§ Written instruction: Will you extract the entries word for word? Images should not appear in the copy.

§ Data records:
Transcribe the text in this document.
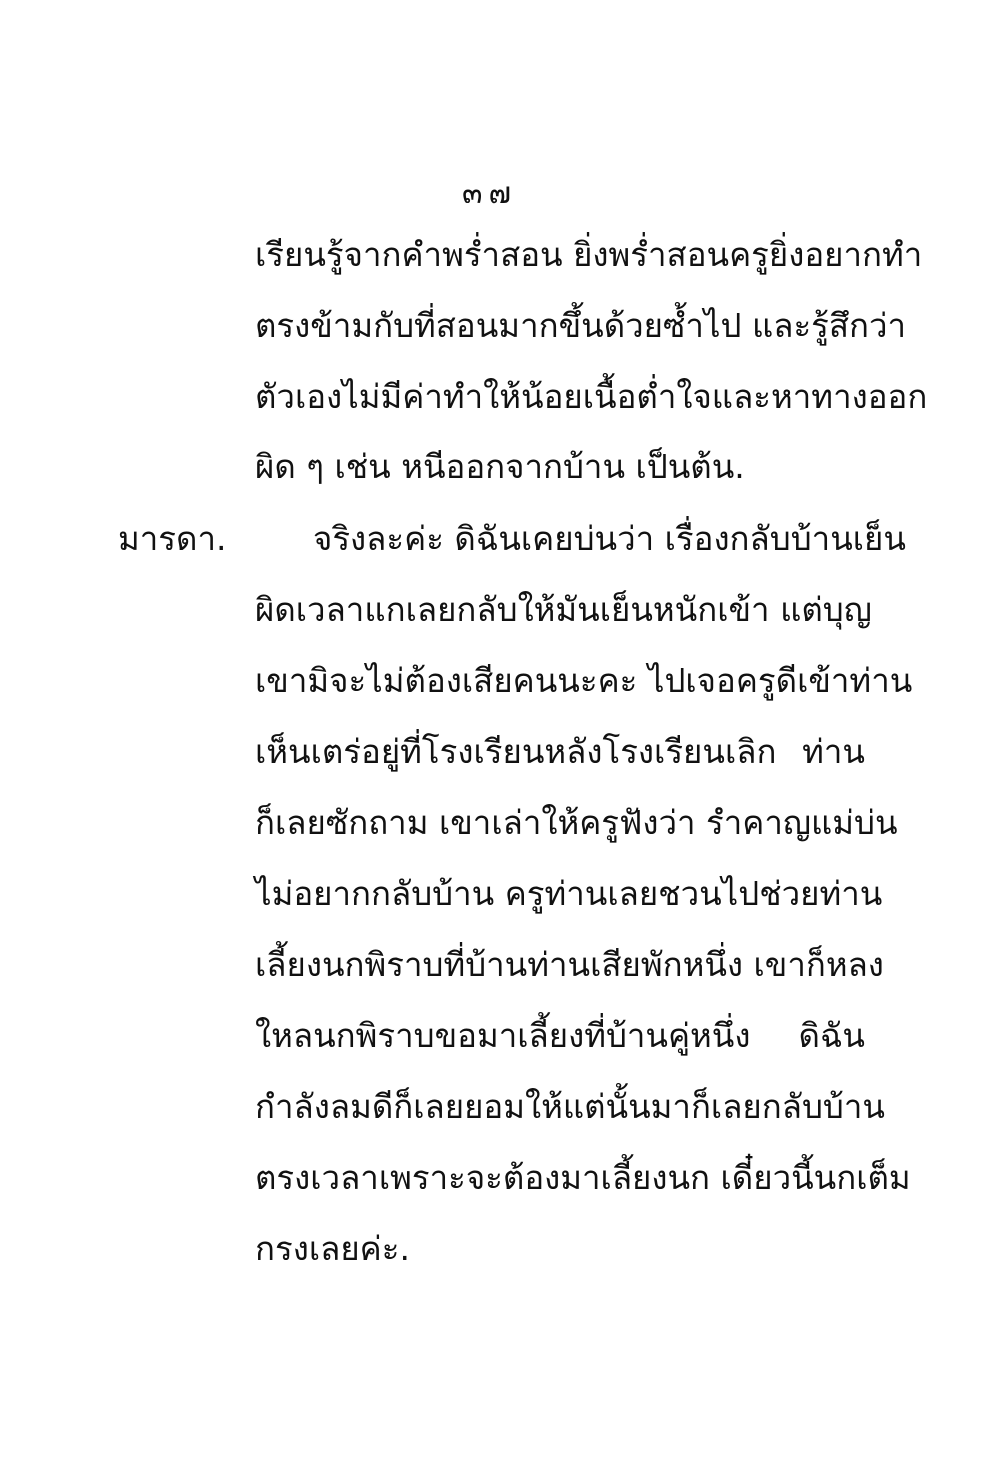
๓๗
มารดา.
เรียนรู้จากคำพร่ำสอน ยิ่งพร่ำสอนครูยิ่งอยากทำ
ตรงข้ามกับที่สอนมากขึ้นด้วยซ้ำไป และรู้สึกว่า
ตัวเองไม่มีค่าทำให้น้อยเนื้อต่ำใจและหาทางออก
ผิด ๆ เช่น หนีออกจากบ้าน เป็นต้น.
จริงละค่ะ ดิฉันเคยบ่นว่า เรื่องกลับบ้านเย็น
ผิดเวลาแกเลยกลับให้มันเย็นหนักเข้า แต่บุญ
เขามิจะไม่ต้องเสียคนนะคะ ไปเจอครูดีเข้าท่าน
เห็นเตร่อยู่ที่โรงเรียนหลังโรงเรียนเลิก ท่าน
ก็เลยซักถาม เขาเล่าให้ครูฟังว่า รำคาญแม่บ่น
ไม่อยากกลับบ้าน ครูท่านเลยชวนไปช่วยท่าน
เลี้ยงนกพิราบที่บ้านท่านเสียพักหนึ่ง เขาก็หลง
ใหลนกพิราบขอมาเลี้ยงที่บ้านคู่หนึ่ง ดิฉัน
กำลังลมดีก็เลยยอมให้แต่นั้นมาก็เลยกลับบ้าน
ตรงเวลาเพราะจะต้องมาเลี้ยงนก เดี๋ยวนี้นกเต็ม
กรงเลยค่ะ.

§ The response:
Transcribe the text in this document.
๓๗
มารดา.
เรียนรู้จากคำพร่ำสอน ยิ่งพร่ำสอนครูยิ่งอยากทำ
ตรงข้ามกับที่สอนมากขึ้นด้วยซ้ำไป และรู้สึกว่า
ตัวเองไม่มีค่าทำให้น้อยเนื้อต่ำใจและหาทางออก
ผิด ๆ เช่น หนีออกจากบ้าน เป็นต้น.
จริงละค่ะ ดิฉันเคยบ่นว่า เรื่องกลับบ้านเย็น
ผิดเวลาแกเลยกลับให้มันเย็นหนักเข้า แต่บุญ
เขามิจะไม่ต้องเสียคนนะคะ ไปเจอครูดีเข้าท่าน
เห็นเตร่อยู่ที่โรงเรียนหลังโรงเรียนเลิก ท่าน
ก็เลยซักถาม เขาเล่าให้ครูฟังว่า รำคาญแม่บ่น
ไม่อยากกลับบ้าน ครูท่านเลยชวนไปช่วยท่าน
เลี้ยงนกพิราบที่บ้านท่านเสียพักหนึ่ง เขาก็หลง
ใหลนกพิราบขอมาเลี้ยงที่บ้านคู่หนึ่ง ดิฉัน
กำลังลมดีก็เลยยอมให้แต่นั้นมาก็เลยกลับบ้าน
ตรงเวลาเพราะจะต้องมาเลี้ยงนก เดี๋ยวนี้นกเต็ม
กรงเลยค่ะ.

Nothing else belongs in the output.